Data entries for graphics
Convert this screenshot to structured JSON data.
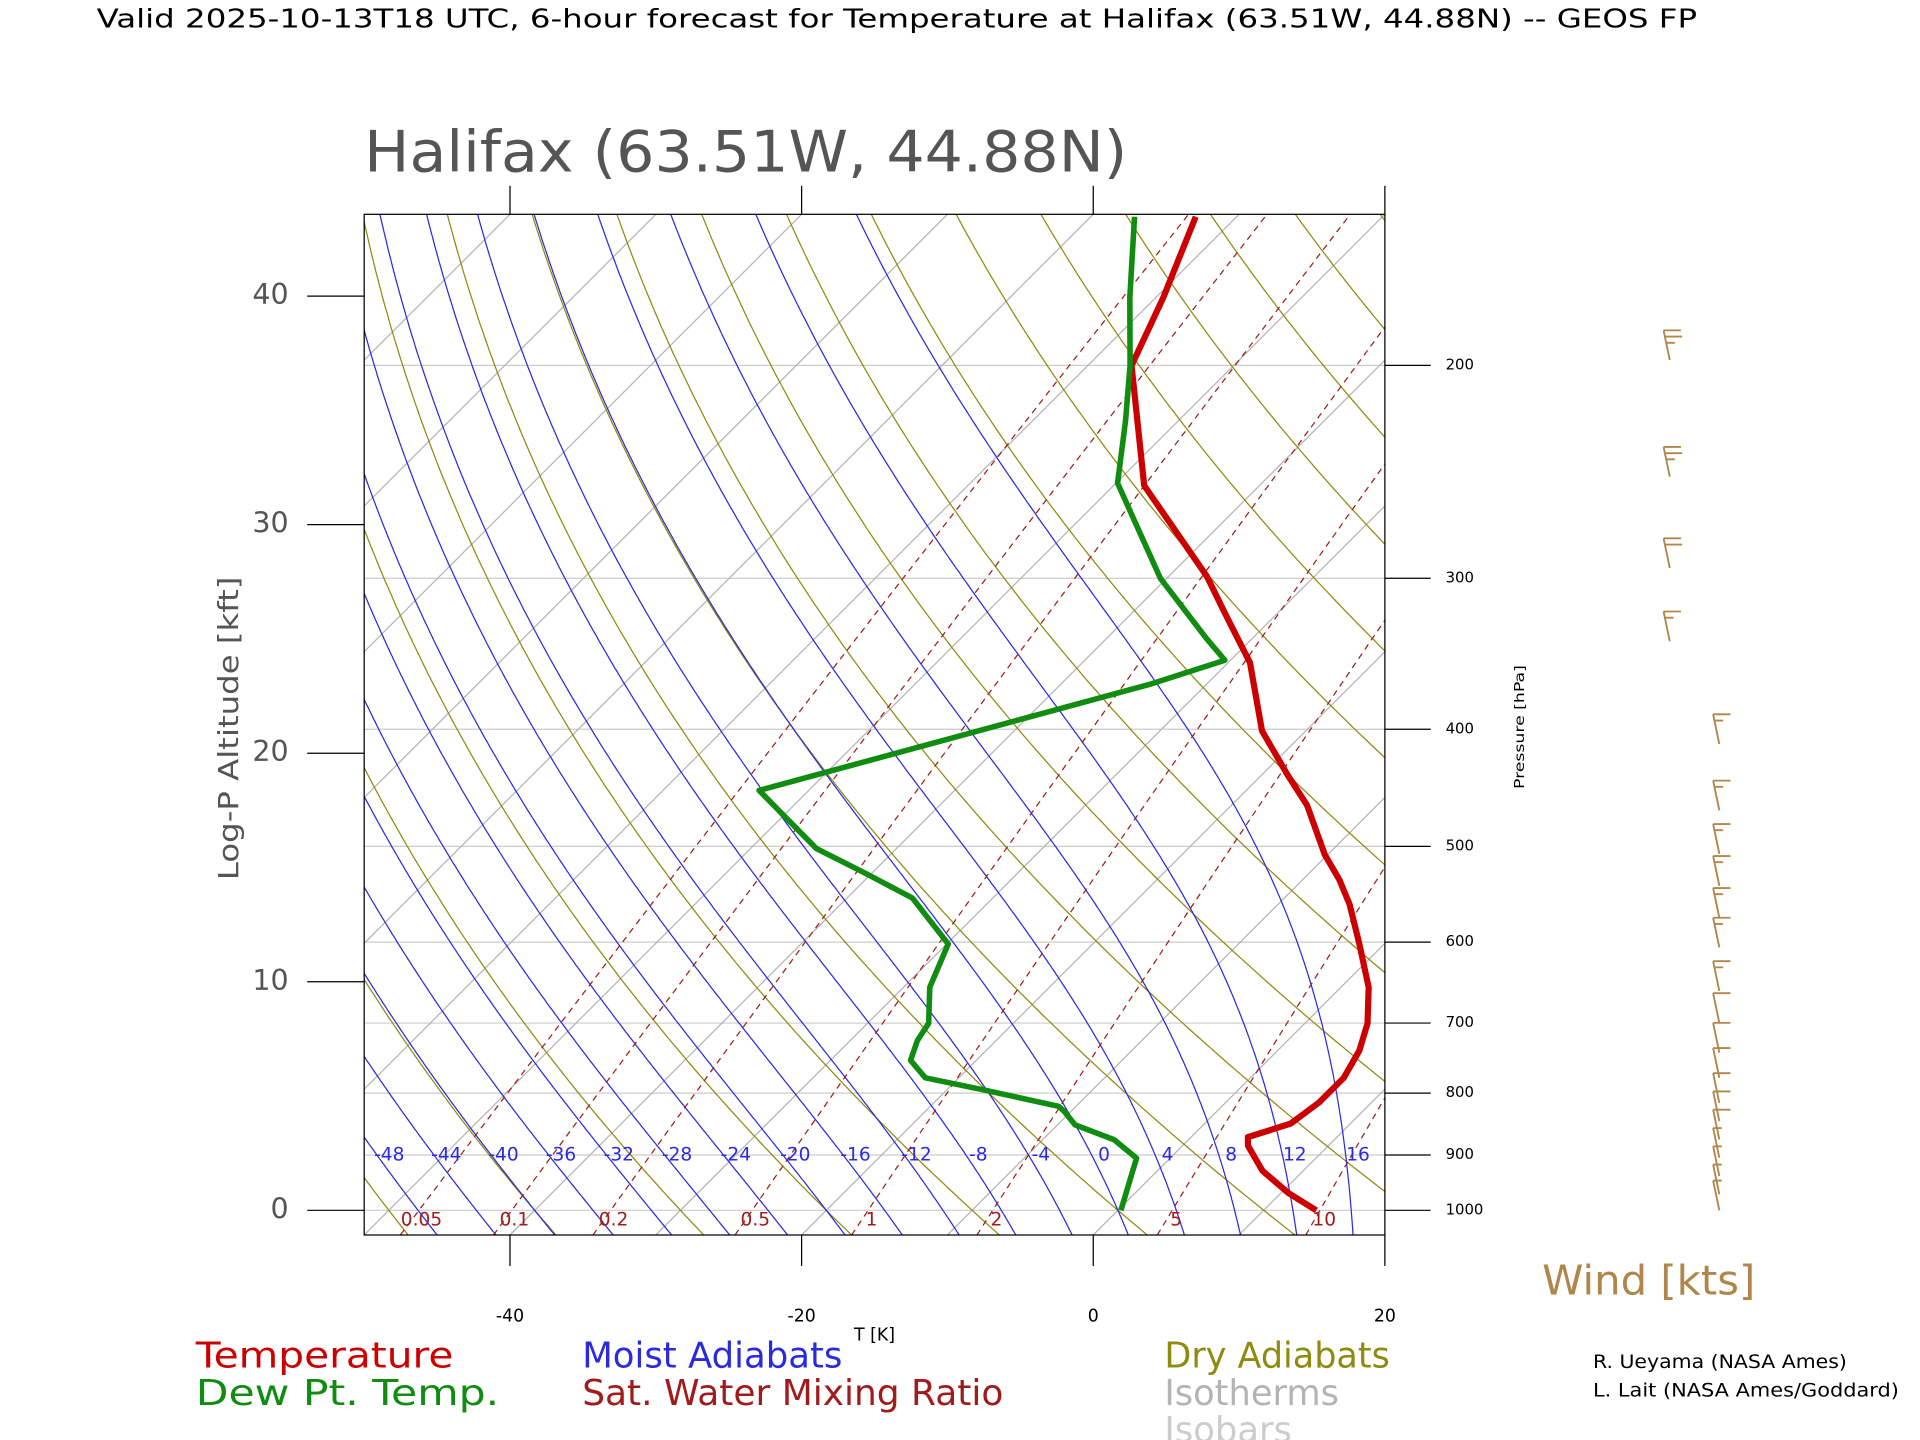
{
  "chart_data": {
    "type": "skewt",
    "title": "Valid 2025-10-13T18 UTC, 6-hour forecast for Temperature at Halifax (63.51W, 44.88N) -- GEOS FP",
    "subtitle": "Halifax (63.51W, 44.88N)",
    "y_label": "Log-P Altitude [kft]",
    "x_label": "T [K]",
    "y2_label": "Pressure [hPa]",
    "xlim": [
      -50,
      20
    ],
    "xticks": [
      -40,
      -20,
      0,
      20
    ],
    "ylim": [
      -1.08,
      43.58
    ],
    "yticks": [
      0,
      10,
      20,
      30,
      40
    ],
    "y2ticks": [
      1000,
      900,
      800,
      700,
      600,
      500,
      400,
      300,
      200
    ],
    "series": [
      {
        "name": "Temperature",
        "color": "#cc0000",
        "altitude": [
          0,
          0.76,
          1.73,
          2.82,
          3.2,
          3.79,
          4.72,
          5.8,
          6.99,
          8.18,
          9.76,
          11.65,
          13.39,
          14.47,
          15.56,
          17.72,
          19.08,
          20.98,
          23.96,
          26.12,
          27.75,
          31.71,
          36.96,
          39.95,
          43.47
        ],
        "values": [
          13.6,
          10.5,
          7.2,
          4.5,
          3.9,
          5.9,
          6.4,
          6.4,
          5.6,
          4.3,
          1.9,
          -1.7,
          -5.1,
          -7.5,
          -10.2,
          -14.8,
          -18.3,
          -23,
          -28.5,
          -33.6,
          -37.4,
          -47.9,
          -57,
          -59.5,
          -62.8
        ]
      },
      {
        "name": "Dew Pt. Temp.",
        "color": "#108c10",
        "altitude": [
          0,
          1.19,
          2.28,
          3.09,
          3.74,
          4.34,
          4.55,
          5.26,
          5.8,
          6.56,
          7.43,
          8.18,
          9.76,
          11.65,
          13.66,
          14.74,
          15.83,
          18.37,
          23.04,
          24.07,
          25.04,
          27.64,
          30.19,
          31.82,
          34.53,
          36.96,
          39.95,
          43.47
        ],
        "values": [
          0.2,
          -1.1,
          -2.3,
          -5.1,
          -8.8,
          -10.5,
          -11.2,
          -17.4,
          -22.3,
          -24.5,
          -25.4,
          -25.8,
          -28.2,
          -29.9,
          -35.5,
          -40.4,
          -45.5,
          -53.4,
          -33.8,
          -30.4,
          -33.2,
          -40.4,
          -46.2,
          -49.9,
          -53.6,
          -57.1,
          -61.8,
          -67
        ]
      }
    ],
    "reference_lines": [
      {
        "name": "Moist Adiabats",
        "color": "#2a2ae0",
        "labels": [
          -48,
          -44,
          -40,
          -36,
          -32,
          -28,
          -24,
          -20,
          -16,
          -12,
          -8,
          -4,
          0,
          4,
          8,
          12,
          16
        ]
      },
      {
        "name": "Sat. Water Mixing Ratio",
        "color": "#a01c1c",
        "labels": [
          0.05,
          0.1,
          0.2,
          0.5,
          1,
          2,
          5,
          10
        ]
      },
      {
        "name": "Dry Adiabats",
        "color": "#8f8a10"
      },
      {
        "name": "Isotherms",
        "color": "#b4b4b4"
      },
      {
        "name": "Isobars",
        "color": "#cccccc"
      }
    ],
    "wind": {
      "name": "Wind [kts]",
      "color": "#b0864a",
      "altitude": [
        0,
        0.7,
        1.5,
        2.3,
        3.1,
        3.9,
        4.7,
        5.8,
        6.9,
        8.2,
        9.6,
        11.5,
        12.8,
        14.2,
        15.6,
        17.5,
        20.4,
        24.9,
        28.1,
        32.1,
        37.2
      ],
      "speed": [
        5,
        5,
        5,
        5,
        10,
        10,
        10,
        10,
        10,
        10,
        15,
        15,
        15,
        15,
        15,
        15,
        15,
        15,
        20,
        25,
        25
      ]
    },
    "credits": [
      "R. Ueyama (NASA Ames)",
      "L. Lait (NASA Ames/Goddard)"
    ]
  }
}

▶ _Aim_
Find how many lines of the material carry the string "Ames". Only the number should be in the answer.

▶ _Final result_
2